◆ **Extracted text**:
Thanks for great advice. From the mock , pratice races at mikes and mostly the river track, I really need to work on peripheral vision. Normally I'll notice other cars on the track then see someone do something cool. At the same time my car meets the wall. $).

I do get nervous with other cars around me but that is slowing going away. Kind like going to the rest room and seeing Chau Ming standing at the other urninal, I might have a harder time performing. So far for me, it seems best to just hang loose, mistakes happen. Worring about them just makes me more nervous n more likely to make a mistake.

Great thread also learning alot with other post too.


----------



## cjtamu (Sep 22, 2004)

I see Biff mentioned Ron. Ron is busy, but asked me to post his pre-race thoughts.

1. I see guys changing springs and shock oil. They make different springs for these? The shocks have oil in them?!
2. Biff just rebuilt his diff. I wonder if my car has a diff. Pretty sure it does, I think I filled it with beer last night.
3. Somebody told me to run -1 camber. The tops of my tires point at my belly button. Pretty sure that's right.
4. I like these pretty gold Corally connectors. Let's see, connect red to black, and black to red... Yep, that was on the P.E. exam for EE's.
5. I wonder if the beer I put in my diff is still good to drink? I'll try it next round.
6. Did I fart? Smells like boudin. Yep, that was me.
7. Was that the tone? It's go time!


----------



## Gary (May 21, 2004)

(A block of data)
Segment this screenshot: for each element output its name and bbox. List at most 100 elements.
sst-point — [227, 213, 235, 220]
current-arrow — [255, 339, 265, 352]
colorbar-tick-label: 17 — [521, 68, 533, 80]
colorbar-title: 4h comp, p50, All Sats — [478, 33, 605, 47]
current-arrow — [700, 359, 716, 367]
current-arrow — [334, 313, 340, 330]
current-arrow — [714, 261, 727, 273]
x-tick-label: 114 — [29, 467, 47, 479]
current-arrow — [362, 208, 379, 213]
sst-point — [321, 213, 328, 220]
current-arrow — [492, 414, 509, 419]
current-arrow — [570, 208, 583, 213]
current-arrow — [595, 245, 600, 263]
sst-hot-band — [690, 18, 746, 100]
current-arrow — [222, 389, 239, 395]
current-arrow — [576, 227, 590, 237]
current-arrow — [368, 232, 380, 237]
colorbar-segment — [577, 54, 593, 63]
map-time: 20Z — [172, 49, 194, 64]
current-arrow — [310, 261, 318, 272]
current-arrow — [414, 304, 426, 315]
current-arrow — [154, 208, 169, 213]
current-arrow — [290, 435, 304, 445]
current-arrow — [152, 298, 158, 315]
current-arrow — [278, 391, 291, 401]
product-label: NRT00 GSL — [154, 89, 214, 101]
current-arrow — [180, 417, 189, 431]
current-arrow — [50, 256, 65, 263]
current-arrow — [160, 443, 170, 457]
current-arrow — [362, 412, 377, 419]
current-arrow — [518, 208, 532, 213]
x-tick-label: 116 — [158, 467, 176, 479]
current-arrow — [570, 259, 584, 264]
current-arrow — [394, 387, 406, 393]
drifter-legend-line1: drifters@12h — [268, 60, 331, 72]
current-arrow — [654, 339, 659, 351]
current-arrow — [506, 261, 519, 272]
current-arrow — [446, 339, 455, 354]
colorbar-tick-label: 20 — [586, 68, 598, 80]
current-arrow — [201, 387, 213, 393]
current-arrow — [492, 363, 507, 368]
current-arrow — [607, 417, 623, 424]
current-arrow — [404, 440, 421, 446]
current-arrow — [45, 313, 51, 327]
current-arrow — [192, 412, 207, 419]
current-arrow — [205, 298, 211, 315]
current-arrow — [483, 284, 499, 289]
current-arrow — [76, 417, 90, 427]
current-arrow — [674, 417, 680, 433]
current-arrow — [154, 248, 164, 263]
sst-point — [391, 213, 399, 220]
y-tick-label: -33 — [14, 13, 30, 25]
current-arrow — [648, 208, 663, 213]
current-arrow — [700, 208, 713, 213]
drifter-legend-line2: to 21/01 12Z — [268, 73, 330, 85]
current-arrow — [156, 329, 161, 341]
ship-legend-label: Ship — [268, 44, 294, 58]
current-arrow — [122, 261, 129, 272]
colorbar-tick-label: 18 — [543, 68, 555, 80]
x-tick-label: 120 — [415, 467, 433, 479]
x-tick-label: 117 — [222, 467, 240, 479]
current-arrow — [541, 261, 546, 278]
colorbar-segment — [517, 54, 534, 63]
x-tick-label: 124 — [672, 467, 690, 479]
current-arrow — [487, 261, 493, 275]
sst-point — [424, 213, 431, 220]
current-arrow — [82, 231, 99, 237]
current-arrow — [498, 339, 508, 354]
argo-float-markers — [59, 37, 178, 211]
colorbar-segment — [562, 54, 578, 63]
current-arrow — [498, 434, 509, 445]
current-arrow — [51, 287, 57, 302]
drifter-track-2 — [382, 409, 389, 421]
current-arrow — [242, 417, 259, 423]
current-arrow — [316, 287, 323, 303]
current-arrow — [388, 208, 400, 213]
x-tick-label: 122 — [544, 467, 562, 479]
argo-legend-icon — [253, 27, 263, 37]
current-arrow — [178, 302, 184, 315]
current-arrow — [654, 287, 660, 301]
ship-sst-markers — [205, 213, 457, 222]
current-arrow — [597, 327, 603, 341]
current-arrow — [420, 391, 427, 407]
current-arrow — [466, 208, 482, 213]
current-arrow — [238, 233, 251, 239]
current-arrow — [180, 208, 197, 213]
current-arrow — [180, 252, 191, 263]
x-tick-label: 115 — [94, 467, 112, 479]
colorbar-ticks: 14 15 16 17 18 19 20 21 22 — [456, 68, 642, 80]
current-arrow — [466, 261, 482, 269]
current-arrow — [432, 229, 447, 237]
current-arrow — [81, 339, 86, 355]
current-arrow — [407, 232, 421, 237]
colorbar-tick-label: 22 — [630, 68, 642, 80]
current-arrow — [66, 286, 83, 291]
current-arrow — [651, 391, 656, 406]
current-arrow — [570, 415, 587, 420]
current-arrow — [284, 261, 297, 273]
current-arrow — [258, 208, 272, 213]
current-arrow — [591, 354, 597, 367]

◆ **Task requirements**:
1 – Please rewrite the passage of the RC racing thread from "## cjtamu (Sep" up to and including "sure that's right.", substituting "soda" for "beer".
2 – Resume the RC racing thread after its final line and write what comes next.

◆ **Results for each task**:
1 –
## cjtamu (Sep 22, 2004)

I see Biff mentioned Ron. Ron is busy, but asked me to post his pre-race thoughts.

1. I see guys changing springs and shock oil. They make different springs for these? The shocks have oil in them?!
2. Biff just rebuilt his diff. I wonder if my car has a diff. Pretty sure it does, I think I filled it with soda last night.
3. Somebody told me to run -1 camber. The tops of my tires point at my belly button. Pretty sure that's right.

2 –
Mantisworx said:


> the back of your car is too tight! i can see it bouncing around and it causing too much on power steering, you need to go lighter on the fluid and/or larger piston holes. its hard for you to see what it is doing since you are driving! increase front droop may help your off power steering, this is just a guess without me actually seeing the car.


I'm running 25 weight now. I guess the kit includes different pistons, Ill have to look. Sorta wondering about the rear sway bar also. I think I might have it too tight.


----------



## Gary (May 21, 2004)

cjtamu said:


> I see Biff mentioned Ron. Ron is busy, but asked me to post his pre-race thoughts.
> 
> 1. I see guys changing springs and shock oil. They make different springs for these? The shocks have oil in them?!
> 2. Biff just rebuilt his diff. I wonder if my car has a diff. Pretty sure it does, I think I filled it with beer last night.
> ...


:rotfl: That sounds like Ron!:spineyes:


----------



## TX_Punisher (Jul 16, 2011)

Hogster said:


> My pre race thoughts:
> 
> 1. If I leave the house now I may be able to make it in time for second qualifier.
> 2. I'm signed up now, ah I can wait a bit before I unpack and get ready.
> ...


lol. Those are more like pre, pre-race thoughts.


----------



## Z-Man. (Mar 20, 2011)

Alright, heres mine updated....

1:Is my car going to work?
2:Wheres Mad Dog?
3:I hope my dad doesn't break the car.
4:Who ever is pitting me, DON'T over fill the car!
5:Whats Mad Dogs excuse for not showing up this time?
6:I hope Mark isn't racing me this time!
7IN IT TO WIN IT!!!:doowapsta


----------



## Labrat99 (May 6, 2009)

Did I remember to charge that battery? 
Did I remember to check those wheel nuts?
Wow! She's a babe.
Did I remember to charge my mp3 player?
Will I get home in time to watch Matlock?
Did I take my Geritol?
Man, look at her!
Is Derick in this heat? I really want to punt that guy.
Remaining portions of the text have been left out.